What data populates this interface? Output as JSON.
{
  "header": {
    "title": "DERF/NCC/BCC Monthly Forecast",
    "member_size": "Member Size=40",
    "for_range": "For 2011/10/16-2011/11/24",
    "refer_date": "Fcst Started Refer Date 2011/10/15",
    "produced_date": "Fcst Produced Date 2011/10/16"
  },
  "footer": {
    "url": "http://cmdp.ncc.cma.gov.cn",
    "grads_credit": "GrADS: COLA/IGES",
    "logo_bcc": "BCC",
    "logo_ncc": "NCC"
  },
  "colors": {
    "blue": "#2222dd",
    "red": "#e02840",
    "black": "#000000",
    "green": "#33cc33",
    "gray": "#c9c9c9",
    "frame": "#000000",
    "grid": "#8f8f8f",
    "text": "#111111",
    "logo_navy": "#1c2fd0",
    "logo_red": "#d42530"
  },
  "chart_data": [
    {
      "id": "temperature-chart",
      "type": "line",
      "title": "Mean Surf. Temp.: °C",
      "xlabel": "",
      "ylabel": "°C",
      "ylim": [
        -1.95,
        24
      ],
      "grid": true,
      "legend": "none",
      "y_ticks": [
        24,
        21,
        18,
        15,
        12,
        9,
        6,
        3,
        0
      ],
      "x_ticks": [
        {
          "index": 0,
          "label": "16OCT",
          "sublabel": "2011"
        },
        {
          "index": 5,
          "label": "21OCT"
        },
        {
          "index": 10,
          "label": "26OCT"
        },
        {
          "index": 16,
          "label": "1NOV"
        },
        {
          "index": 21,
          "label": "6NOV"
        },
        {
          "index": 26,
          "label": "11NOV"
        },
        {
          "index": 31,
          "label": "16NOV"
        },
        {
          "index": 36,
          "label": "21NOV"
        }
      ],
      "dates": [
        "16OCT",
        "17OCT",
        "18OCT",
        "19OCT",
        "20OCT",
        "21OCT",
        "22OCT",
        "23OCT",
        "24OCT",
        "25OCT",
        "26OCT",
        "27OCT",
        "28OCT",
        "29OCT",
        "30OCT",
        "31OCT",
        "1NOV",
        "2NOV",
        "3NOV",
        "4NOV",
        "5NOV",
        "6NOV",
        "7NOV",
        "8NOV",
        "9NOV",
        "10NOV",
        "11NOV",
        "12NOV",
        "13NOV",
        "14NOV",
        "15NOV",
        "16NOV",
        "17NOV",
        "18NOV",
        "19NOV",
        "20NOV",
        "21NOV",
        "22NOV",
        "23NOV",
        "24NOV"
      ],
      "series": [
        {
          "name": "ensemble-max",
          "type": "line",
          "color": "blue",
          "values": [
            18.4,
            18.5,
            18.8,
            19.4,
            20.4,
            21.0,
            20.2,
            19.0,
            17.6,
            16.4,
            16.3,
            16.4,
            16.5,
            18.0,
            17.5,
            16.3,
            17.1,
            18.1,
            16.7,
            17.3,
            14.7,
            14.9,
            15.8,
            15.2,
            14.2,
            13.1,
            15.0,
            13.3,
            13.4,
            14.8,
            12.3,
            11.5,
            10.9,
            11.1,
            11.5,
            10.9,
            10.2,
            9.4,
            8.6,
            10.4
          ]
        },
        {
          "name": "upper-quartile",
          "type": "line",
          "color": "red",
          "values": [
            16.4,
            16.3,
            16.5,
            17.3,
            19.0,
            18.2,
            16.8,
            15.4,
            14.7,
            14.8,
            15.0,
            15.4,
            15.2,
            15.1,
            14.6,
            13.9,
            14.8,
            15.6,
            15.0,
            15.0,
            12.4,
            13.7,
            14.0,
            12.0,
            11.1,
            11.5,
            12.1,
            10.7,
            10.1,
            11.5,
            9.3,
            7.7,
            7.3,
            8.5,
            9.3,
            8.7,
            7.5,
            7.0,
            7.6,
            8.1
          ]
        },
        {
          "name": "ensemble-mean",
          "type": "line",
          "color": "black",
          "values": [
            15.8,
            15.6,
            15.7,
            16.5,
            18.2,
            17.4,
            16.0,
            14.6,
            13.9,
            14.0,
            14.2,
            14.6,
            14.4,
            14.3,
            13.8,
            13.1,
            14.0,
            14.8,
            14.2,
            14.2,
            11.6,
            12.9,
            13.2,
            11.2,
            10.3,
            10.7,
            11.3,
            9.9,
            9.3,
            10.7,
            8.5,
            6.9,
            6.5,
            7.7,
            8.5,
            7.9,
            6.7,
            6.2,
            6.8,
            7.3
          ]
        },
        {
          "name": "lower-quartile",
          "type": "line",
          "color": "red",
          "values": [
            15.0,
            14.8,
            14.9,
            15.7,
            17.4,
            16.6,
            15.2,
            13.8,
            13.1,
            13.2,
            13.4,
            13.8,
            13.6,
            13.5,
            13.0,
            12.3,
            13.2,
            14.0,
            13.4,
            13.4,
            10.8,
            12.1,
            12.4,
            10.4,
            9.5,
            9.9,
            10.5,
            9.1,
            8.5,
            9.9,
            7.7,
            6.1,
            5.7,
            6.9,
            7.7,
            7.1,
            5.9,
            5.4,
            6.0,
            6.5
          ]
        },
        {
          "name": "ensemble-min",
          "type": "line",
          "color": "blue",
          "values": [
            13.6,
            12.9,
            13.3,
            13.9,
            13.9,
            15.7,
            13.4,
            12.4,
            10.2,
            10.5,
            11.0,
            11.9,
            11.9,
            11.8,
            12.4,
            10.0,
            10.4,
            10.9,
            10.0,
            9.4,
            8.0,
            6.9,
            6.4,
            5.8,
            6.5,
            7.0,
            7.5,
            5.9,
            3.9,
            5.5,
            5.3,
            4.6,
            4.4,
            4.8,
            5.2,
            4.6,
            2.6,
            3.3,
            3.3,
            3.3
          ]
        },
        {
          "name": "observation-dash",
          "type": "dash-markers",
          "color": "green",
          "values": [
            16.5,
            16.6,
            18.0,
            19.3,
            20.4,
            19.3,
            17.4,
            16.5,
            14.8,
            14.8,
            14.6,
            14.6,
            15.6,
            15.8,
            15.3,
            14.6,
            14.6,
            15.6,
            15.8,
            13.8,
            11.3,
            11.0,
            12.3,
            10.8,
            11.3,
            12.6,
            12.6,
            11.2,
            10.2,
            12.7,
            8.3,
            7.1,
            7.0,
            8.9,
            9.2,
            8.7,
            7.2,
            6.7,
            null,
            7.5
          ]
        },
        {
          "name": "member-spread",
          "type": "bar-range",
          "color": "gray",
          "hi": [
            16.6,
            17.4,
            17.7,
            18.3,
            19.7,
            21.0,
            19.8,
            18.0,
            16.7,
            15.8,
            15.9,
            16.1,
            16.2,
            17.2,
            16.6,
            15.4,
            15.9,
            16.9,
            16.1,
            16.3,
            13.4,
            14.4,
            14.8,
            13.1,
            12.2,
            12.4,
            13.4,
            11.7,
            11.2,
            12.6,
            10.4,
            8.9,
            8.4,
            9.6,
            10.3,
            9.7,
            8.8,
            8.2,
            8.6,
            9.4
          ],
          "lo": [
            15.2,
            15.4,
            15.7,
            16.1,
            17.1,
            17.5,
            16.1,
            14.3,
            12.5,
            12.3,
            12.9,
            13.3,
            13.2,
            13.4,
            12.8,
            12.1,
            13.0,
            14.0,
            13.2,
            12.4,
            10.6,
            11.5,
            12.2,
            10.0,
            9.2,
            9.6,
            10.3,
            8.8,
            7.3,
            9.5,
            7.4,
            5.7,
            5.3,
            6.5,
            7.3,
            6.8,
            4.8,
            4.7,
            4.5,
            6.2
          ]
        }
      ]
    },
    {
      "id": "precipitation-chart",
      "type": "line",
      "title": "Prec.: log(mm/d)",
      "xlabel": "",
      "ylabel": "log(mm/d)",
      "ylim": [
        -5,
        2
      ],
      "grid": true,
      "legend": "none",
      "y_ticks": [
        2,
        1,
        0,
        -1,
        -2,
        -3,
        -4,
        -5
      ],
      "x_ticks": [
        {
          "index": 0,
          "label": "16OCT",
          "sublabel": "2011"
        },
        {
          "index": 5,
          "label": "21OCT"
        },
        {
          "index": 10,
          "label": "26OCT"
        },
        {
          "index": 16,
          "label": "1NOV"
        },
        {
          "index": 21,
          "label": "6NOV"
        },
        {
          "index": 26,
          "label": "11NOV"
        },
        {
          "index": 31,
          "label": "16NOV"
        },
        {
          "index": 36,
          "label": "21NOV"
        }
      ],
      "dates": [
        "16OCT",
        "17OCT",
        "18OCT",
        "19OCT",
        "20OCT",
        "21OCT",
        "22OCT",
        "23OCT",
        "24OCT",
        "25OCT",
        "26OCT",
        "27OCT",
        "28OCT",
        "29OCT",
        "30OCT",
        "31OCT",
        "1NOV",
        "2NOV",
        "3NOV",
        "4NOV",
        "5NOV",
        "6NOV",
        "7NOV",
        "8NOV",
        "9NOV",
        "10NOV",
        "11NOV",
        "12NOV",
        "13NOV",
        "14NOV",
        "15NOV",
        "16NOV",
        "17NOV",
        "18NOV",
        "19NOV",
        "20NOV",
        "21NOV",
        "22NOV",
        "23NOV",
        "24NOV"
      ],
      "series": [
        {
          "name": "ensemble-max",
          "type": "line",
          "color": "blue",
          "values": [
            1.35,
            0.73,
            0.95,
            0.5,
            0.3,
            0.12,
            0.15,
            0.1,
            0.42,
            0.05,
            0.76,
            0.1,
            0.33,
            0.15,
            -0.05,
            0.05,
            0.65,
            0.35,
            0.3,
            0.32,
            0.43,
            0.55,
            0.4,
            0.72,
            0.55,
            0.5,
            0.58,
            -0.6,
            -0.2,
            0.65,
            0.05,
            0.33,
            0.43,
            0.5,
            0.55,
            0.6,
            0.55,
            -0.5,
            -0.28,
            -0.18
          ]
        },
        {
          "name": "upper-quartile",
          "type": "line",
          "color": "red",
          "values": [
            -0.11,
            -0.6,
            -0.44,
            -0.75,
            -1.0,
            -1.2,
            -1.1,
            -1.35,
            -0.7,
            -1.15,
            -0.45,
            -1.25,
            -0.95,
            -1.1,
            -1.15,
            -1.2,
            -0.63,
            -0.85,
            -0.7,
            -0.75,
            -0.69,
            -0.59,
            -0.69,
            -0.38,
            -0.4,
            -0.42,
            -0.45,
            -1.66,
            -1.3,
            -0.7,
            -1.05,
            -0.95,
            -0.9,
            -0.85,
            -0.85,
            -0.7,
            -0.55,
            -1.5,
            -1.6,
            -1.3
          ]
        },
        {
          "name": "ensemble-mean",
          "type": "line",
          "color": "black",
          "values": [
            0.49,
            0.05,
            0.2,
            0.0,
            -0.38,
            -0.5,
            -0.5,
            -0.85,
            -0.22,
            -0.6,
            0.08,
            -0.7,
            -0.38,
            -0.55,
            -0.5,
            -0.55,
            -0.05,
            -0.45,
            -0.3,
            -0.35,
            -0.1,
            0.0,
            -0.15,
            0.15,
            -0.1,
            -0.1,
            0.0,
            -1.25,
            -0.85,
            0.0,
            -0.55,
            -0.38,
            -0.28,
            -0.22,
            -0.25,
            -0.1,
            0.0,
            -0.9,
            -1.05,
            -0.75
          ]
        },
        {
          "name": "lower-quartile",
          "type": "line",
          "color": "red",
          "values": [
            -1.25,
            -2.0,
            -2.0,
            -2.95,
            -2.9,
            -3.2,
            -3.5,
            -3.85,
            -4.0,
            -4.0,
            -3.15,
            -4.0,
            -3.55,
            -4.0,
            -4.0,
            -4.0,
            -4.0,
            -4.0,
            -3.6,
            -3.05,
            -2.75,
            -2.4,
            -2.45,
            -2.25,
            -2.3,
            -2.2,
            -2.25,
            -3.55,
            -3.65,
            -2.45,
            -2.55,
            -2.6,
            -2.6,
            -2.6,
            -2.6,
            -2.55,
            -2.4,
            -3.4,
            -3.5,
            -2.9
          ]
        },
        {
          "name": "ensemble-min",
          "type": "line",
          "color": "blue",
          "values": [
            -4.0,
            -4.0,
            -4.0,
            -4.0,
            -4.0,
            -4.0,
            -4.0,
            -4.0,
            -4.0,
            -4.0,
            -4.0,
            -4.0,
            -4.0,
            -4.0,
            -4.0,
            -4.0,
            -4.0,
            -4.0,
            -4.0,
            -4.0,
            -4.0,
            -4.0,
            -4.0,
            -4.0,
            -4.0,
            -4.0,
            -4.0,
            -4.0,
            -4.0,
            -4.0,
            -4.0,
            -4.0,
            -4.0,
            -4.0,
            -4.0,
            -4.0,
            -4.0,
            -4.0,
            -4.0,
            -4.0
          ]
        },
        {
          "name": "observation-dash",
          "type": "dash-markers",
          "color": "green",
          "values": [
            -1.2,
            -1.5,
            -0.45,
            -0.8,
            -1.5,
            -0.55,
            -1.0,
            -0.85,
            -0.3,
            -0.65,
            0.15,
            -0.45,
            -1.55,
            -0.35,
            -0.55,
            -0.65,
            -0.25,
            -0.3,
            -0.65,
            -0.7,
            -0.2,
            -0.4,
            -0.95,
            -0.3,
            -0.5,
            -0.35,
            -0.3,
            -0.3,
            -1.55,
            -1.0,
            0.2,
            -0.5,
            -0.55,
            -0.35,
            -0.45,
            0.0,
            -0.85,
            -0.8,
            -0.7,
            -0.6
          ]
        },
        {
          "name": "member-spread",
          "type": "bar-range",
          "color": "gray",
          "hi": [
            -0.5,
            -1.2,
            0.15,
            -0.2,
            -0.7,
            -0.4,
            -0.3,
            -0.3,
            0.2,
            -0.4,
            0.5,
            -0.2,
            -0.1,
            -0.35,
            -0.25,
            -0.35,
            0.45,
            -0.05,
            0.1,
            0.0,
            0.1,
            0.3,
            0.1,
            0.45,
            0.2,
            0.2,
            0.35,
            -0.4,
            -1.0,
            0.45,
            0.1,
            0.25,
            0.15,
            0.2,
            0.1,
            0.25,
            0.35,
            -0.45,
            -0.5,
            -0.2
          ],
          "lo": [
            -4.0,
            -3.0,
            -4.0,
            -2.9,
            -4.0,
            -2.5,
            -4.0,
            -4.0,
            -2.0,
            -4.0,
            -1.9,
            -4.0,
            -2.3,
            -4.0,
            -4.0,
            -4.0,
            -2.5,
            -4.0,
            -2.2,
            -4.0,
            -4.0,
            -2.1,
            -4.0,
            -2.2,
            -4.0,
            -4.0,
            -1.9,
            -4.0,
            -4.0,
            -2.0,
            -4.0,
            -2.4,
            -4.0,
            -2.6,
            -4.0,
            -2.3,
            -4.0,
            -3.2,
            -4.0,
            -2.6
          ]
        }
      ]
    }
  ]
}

Stated exercise | Look through the entries above and list every line containing "Fcst".

Response to this task |
    "refer_date": "Fcst Started Refer Date 2011/10/15",
    "produced_date": "Fcst Produced Date 2011/10/16"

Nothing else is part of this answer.